Do this: Transcribe the records that follow. Keep every word exactly, and drop the pictures.
--- Start of Provided data ---
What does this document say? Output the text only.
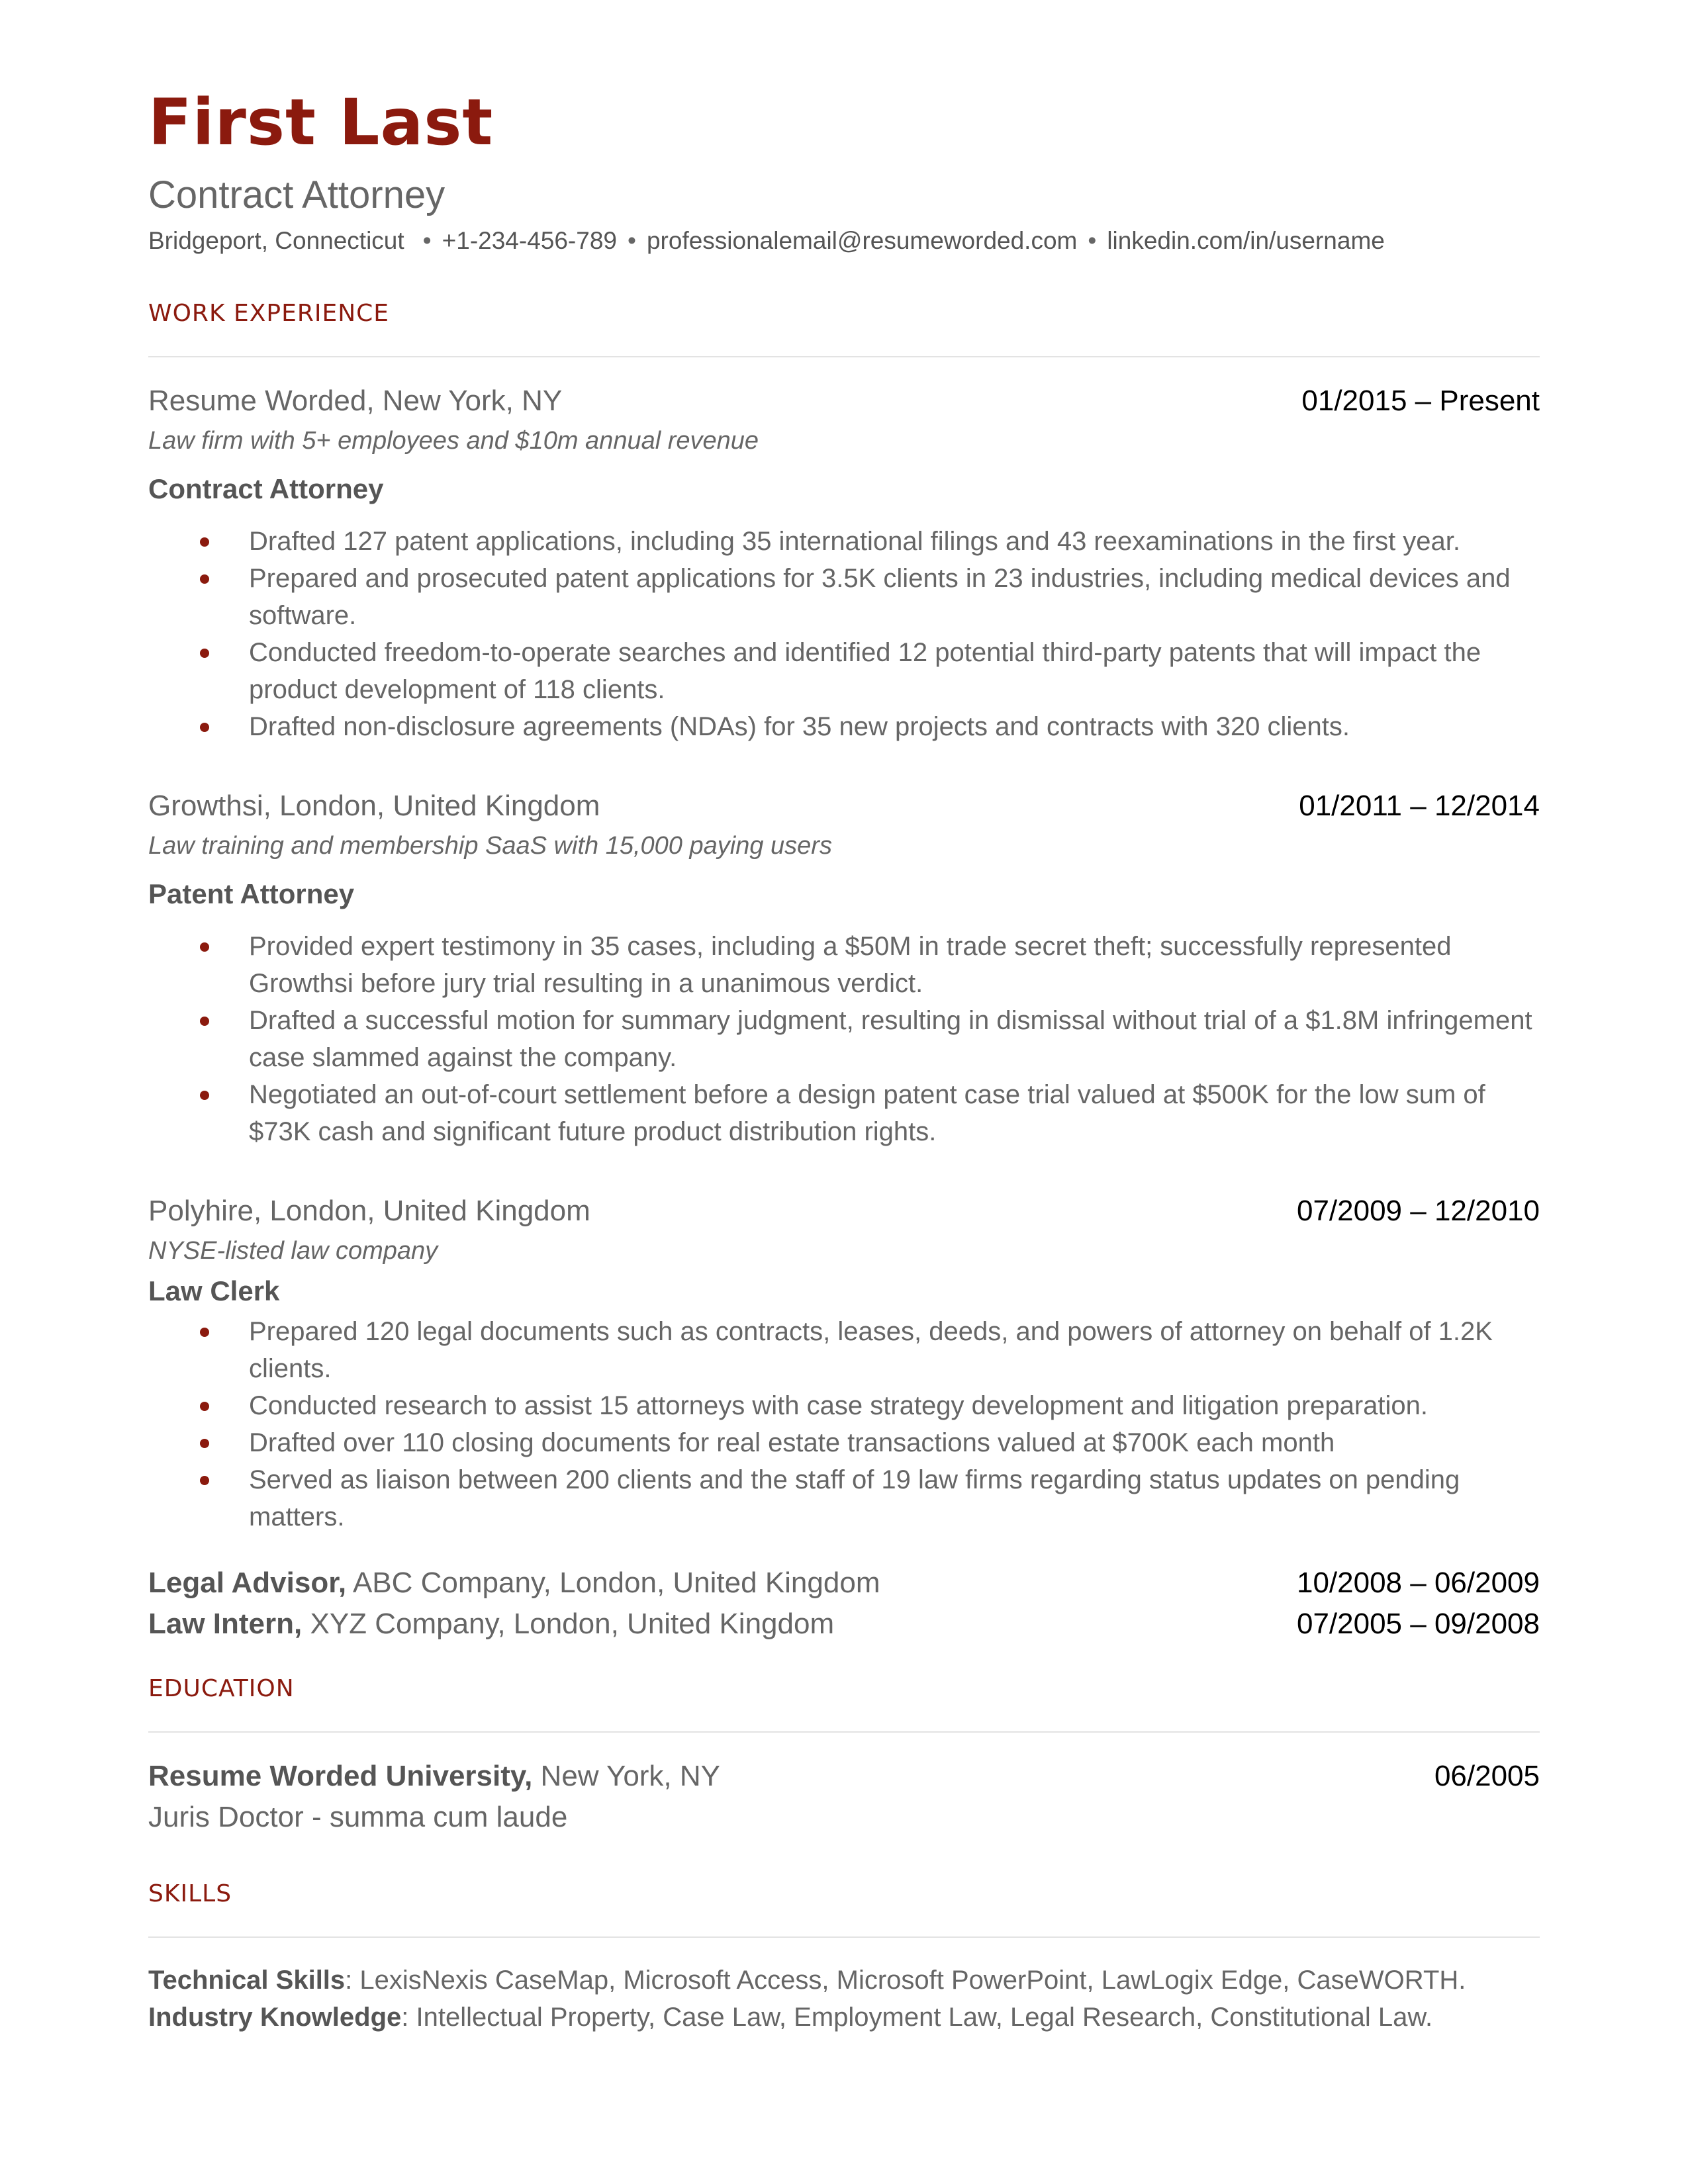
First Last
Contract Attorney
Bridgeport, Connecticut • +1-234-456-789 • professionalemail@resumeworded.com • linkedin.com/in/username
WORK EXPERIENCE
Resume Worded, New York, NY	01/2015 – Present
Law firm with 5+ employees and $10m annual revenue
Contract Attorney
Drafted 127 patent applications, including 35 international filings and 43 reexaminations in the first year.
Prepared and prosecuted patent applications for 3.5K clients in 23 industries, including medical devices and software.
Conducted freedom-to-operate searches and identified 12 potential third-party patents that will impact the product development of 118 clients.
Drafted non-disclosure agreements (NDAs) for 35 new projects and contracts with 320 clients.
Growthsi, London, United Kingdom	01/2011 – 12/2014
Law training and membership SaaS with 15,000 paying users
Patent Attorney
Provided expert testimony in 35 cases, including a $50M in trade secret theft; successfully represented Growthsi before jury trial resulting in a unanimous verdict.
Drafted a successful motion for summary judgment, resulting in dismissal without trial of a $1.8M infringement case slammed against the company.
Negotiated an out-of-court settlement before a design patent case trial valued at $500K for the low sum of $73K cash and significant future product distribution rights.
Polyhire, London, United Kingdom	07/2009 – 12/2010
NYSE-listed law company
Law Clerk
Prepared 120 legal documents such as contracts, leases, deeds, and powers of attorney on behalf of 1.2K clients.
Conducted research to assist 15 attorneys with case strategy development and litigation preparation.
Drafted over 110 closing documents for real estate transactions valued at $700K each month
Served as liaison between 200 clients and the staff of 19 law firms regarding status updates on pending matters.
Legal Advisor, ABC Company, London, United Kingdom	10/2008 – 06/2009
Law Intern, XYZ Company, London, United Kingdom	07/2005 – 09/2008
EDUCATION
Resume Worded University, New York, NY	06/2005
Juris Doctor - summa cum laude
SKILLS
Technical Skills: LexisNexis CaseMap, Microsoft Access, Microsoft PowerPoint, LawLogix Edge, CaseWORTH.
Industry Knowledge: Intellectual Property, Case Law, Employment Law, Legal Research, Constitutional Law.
--- End of Provided data ---
Result for this task:
What does this document say? Output the text only.
First Last
Contract Attorney
Bridgeport, Connecticut • +1-234-456-789 • professionalemail@resumeworded.com • linkedin.com/in/username
WORK EXPERIENCE
Resume Worded, New York, NY	01/2015 – Present
Law firm with 5+ employees and $10m annual revenue
Contract Attorney
Drafted 127 patent applications, including 35 international filings and 43 reexaminations in the first year.
Prepared and prosecuted patent applications for 3.5K clients in 23 industries, including medical devices and software.
Conducted freedom-to-operate searches and identified 12 potential third-party patents that will impact the product development of 118 clients.
Drafted non-disclosure agreements (NDAs) for 35 new projects and contracts with 320 clients.
Growthsi, London, United Kingdom	01/2011 – 12/2014
Law training and membership SaaS with 15,000 paying users
Patent Attorney
Provided expert testimony in 35 cases, including a $50M in trade secret theft; successfully represented Growthsi before jury trial resulting in a unanimous verdict.
Drafted a successful motion for summary judgment, resulting in dismissal without trial of a $1.8M infringement case slammed against the company.
Negotiated an out-of-court settlement before a design patent case trial valued at $500K for the low sum of $73K cash and significant future product distribution rights.
Polyhire, London, United Kingdom	07/2009 – 12/2010
NYSE-listed law company
Law Clerk
Prepared 120 legal documents such as contracts, leases, deeds, and powers of attorney on behalf of 1.2K clients.
Conducted research to assist 15 attorneys with case strategy development and litigation preparation.
Drafted over 110 closing documents for real estate transactions valued at $700K each month
Served as liaison between 200 clients and the staff of 19 law firms regarding status updates on pending matters.
Legal Advisor, ABC Company, London, United Kingdom	10/2008 – 06/2009
Law Intern, XYZ Company, London, United Kingdom	07/2005 – 09/2008
EDUCATION
Resume Worded University, New York, NY	06/2005
Juris Doctor - summa cum laude
SKILLS
Technical Skills: LexisNexis CaseMap, Microsoft Access, Microsoft PowerPoint, LawLogix Edge, CaseWORTH.
Industry Knowledge: Intellectual Property, Case Law, Employment Law, Legal Research, Constitutional Law.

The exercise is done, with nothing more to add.